§ **Set exercise**
Reply with the count of lines holding "rukuje", nothing more.

* * * * *

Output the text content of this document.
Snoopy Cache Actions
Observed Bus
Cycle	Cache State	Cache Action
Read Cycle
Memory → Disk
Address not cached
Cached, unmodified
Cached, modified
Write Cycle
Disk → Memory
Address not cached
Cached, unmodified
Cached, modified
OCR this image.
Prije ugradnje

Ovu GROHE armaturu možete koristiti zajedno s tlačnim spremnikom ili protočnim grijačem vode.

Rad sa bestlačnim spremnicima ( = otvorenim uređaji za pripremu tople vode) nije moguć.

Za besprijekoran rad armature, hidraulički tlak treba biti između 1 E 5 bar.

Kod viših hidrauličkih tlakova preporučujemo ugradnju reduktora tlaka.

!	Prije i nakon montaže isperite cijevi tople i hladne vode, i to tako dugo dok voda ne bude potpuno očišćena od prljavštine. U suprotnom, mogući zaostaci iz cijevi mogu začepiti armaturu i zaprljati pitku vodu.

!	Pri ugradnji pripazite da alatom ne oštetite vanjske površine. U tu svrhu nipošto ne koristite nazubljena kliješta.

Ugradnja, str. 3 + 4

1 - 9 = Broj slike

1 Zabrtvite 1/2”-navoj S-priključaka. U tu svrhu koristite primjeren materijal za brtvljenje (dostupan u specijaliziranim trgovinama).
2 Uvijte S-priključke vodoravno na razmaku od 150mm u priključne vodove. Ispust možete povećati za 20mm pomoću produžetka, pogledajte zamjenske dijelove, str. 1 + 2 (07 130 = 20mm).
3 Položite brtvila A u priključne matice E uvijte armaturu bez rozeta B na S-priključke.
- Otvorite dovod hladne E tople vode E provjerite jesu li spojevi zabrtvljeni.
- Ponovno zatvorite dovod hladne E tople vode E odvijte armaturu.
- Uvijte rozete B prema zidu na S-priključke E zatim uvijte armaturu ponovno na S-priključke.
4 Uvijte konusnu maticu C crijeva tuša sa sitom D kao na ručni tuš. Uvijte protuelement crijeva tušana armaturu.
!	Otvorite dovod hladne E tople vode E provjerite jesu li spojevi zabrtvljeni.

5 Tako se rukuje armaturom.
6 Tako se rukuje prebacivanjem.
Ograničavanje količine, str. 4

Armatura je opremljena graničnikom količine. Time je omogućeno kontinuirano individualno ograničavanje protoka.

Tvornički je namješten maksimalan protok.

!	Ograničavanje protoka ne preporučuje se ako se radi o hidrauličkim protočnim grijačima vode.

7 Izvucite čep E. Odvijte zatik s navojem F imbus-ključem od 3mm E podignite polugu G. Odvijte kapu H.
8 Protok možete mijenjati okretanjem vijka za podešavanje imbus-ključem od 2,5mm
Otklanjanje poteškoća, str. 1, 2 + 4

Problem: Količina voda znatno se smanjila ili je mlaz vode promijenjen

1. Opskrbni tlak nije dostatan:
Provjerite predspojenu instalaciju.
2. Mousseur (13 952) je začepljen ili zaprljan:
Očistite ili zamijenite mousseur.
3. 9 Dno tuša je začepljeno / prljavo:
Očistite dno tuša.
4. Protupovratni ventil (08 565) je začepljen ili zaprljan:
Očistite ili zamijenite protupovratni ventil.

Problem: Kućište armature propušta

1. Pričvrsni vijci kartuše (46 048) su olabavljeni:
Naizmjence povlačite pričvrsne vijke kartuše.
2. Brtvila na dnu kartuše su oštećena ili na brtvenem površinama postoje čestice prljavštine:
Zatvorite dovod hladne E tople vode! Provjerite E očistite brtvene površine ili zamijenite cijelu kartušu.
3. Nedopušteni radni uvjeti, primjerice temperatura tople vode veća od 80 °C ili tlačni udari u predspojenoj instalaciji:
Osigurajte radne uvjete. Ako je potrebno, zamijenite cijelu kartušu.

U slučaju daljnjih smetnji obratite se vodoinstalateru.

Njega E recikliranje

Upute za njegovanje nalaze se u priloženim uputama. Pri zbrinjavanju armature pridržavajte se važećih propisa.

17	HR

* * * * *

§ **Output of the exercise**
2